> WORK INSTRUCTIONS: Every line must be returned precisely as it is written.

> Extracted records:
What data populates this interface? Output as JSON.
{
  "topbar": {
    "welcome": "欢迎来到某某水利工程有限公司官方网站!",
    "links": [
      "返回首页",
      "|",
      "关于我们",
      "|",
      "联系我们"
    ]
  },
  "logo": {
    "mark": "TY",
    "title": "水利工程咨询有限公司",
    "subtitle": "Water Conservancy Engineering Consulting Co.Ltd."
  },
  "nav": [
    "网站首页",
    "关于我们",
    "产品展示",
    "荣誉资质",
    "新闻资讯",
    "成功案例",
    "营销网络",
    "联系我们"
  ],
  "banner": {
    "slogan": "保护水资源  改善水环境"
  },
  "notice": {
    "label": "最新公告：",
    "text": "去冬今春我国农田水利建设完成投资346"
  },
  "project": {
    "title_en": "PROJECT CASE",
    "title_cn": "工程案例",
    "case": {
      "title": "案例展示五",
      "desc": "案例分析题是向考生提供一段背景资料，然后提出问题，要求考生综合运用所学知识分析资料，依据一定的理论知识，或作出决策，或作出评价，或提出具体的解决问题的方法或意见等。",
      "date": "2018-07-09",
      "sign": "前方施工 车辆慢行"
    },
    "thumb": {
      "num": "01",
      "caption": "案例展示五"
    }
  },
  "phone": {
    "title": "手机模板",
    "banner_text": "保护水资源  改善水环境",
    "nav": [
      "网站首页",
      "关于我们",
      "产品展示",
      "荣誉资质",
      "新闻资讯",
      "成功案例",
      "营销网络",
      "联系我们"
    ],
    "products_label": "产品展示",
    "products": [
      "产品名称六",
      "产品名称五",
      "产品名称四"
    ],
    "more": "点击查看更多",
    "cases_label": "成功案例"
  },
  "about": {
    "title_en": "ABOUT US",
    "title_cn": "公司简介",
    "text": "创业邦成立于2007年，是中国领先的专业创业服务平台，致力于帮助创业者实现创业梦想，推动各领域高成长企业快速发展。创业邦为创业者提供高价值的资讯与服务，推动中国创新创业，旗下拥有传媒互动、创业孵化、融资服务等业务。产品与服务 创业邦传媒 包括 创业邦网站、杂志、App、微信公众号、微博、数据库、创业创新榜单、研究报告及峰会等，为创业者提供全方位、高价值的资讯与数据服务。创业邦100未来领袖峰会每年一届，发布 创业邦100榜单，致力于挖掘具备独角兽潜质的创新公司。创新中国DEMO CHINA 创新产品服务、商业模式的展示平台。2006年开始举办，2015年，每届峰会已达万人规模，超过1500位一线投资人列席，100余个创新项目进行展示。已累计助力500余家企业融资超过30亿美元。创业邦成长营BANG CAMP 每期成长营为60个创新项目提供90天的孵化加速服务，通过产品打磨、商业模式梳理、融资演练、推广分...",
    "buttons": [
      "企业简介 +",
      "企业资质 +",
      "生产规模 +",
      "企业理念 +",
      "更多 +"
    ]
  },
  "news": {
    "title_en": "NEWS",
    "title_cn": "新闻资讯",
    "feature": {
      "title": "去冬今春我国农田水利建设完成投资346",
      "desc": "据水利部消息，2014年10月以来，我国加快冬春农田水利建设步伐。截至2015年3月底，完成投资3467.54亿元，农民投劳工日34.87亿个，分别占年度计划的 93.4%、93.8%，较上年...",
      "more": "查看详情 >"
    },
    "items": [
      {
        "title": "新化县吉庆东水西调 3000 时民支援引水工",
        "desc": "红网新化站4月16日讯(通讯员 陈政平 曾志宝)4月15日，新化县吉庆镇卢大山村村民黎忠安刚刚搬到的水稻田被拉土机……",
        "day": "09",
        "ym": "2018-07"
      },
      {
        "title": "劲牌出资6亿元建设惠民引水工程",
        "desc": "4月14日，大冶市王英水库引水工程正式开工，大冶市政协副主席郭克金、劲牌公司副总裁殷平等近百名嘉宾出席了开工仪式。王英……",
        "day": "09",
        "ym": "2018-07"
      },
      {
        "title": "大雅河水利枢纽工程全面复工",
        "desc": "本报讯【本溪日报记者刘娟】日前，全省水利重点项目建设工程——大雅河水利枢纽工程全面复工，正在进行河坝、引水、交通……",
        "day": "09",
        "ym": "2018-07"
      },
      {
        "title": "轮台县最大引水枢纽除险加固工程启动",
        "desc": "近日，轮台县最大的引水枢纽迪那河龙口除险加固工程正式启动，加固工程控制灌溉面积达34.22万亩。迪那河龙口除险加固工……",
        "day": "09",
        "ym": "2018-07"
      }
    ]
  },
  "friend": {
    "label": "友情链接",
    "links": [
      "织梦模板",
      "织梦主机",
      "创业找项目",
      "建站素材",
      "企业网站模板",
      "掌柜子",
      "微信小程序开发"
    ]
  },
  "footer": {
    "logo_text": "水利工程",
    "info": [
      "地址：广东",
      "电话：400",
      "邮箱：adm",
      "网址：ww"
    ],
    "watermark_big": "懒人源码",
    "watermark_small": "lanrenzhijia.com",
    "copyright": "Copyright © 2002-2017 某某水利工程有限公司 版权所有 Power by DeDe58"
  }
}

> WRITTEN ANSWER:
What data populates this interface? Output as JSON.
{
  "topbar": {
    "welcome": "欢迎来到某某水利工程有限公司官方网站!",
    "links": [
      "返回首页",
      "|",
      "关于我们",
      "|",
      "联系我们"
    ]
  },
  "logo": {
    "mark": "TY",
    "title": "水利工程咨询有限公司",
    "subtitle": "Water Conservancy Engineering Consulting Co.Ltd."
  },
  "nav": [
    "网站首页",
    "关于我们",
    "产品展示",
    "荣誉资质",
    "新闻资讯",
    "成功案例",
    "营销网络",
    "联系我们"
  ],
  "banner": {
    "slogan": "保护水资源  改善水环境"
  },
  "notice": {
    "label": "最新公告：",
    "text": "去冬今春我国农田水利建设完成投资346"
  },
  "project": {
    "title_en": "PROJECT CASE",
    "title_cn": "工程案例",
    "case": {
      "title": "案例展示五",
      "desc": "案例分析题是向考生提供一段背景资料，然后提出问题，要求考生综合运用所学知识分析资料，依据一定的理论知识，或作出决策，或作出评价，或提出具体的解决问题的方法或意见等。",
      "date": "2018-07-09",
      "sign": "前方施工 车辆慢行"
    },
    "thumb": {
      "num": "01",
      "caption": "案例展示五"
    }
  },
  "phone": {
    "title": "手机模板",
    "banner_text": "保护水资源  改善水环境",
    "nav": [
      "网站首页",
      "关于我们",
      "产品展示",
      "荣誉资质",
      "新闻资讯",
      "成功案例",
      "营销网络",
      "联系我们"
    ],
    "products_label": "产品展示",
    "products": [
      "产品名称六",
      "产品名称五",
      "产品名称四"
    ],
    "more": "点击查看更多",
    "cases_label": "成功案例"
  },
  "about": {
    "title_en": "ABOUT US",
    "title_cn": "公司简介",
    "text": "创业邦成立于2007年，是中国领先的专业创业服务平台，致力于帮助创业者实现创业梦想，推动各领域高成长企业快速发展。创业邦为创业者提供高价值的资讯与服务，推动中国创新创业，旗下拥有传媒互动、创业孵化、融资服务等业务。产品与服务 创业邦传媒 包括 创业邦网站、杂志、App、微信公众号、微博、数据库、创业创新榜单、研究报告及峰会等，为创业者提供全方位、高价值的资讯与数据服务。创业邦100未来领袖峰会每年一届，发布 创业邦100榜单，致力于挖掘具备独角兽潜质的创新公司。创新中国DEMO CHINA 创新产品服务、商业模式的展示平台。2006年开始举办，2015年，每届峰会已达万人规模，超过1500位一线投资人列席，100余个创新项目进行展示。已累计助力500余家企业融资超过30亿美元。创业邦成长营BANG CAMP 每期成长营为60个创新项目提供90天的孵化加速服务，通过产品打磨、商业模式梳理、融资演练、推广分...",
    "buttons": [
      "企业简介 +",
      "企业资质 +",
      "生产规模 +",
      "企业理念 +",
      "更多 +"
    ]
  },
  "news": {
    "title_en": "NEWS",
    "title_cn": "新闻资讯",
    "feature": {
      "title": "去冬今春我国农田水利建设完成投资346",
      "desc": "据水利部消息，2014年10月以来，我国加快冬春农田水利建设步伐。截至2015年3月底，完成投资3467.54亿元，农民投劳工日34.87亿个，分别占年度计划的 93.4%、93.8%，较上年...",
      "more": "查看详情 >"
    },
    "items": [
      {
        "title": "新化县吉庆东水西调 3000 时民支援引水工",
        "desc": "红网新化站4月16日讯(通讯员 陈政平 曾志宝)4月15日，新化县吉庆镇卢大山村村民黎忠安刚刚搬到的水稻田被拉土机……",
        "day": "09",
        "ym": "2018-07"
      },
      {
        "title": "劲牌出资6亿元建设惠民引水工程",
        "desc": "4月14日，大冶市王英水库引水工程正式开工，大冶市政协副主席郭克金、劲牌公司副总裁殷平等近百名嘉宾出席了开工仪式。王英……",
        "day": "09",
        "ym": "2018-07"
      },
      {
        "title": "大雅河水利枢纽工程全面复工",
        "desc": "本报讯【本溪日报记者刘娟】日前，全省水利重点项目建设工程——大雅河水利枢纽工程全面复工，正在进行河坝、引水、交通……",
        "day": "09",
        "ym": "2018-07"
      },
      {
        "title": "轮台县最大引水枢纽除险加固工程启动",
        "desc": "近日，轮台县最大的引水枢纽迪那河龙口除险加固工程正式启动，加固工程控制灌溉面积达34.22万亩。迪那河龙口除险加固工……",
        "day": "09",
        "ym": "2018-07"
      }
    ]
  },
  "friend": {
    "label": "友情链接",
    "links": [
      "织梦模板",
      "织梦主机",
      "创业找项目",
      "建站素材",
      "企业网站模板",
      "掌柜子",
      "微信小程序开发"
    ]
  },
  "footer": {
    "logo_text": "水利工程",
    "info": [
      "地址：广东",
      "电话：400",
      "邮箱：adm",
      "网址：ww"
    ],
    "watermark_big": "懒人源码",
    "watermark_small": "lanrenzhijia.com",
    "copyright": "Copyright © 2002-2017 某某水利工程有限公司 版权所有 Power by DeDe58"
  }
}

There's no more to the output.